→ **ЗАДАНИЕ И ТРЕБОВАНИЯ**
Что происходит с Дарьей в стрессовых ситуациях, согласно отрывку о Дарье и Иване ниже?

→ **ИСХОДНЫЙ ОТРЫВОК**
####

Для равновесия мира важно и то, что Дарья не должна встретить Ивана. Фантастическая история о невозможном изменении личности встроена в более сложную человеческую историю о несостоявшейся встрече двух родственных душ. Екатерина Голубева создала очень необычный образ героини, кажется даже, что она сыграла какое-то другое, свое собственное кино. Перед нами женщина-сомнамбула, она живет в своем мире, движется по собственной траектории, не замечая ничего и никого вокруг. Когда она говорит – мало просто прислушаться к ее тихому, внутреннему голосу – необходимо совершенно замереть, чтобы понять ее (она еще и глохнет в стрессовых ситуациях). Только вот так замерев, находясь в особенном состоянии отсутствия, как Иван, которого мир отторгает точно чужой пересаженный орган, можно ее заметить, разглядеть, настроиться на ее частоту. И Дарья, и Иван для Рамиля Салахутдинова лишние люди, выпавшие из мира, и этим они родственны, но есть между ними разница: Иван знает, что где-то существует другая жизнь, в которой они живут вместе (возможно, еще и поэтому он умирает), а Дарья так и остается в убеждении, что оказалась случайным свидетелем необъяснимого и не имеющего отношения к ее жизни события (почти как Розенкранц и Гильденстерн, не понявшие и не узнавшие важности своей роли). Дарья тоже человек, «которого не было», с неосуществившимся потенциалом жизни, любви. Что еще важнее - метафизически Дарья является проекцией человека вообще: ведь роль свидетеля, не понимающего смысла происходящего, исполняет каждый, но кто осмелится предположить, что на самом деле он не просто случайный очевидец, а главный герой?

####

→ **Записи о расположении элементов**
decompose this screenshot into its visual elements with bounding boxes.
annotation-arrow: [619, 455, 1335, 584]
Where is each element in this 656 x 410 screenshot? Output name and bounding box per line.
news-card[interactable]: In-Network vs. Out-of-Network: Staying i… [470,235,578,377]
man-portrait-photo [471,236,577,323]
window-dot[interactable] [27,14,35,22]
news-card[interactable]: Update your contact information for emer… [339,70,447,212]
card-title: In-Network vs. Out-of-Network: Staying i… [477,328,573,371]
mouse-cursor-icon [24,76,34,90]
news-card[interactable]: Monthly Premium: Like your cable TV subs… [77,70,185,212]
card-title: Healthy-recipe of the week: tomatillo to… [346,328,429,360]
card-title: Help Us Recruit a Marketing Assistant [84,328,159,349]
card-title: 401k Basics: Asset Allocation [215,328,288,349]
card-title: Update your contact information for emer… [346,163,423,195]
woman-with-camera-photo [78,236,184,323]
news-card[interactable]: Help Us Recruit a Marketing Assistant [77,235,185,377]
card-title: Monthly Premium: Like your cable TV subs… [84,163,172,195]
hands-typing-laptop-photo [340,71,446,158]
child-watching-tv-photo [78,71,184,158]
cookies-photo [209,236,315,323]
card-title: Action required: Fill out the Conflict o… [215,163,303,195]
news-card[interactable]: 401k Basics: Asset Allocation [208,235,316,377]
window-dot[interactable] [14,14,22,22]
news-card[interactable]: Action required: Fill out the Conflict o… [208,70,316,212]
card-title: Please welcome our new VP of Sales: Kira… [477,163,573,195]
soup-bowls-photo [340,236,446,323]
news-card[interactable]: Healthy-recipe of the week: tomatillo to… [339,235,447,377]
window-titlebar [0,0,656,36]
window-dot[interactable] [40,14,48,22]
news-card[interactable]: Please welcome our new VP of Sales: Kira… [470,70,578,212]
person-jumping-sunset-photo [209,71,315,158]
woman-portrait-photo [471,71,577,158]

####

→ **ПИСЬМЕННОЕ РЕШЕНИЕ**
Она глохнет.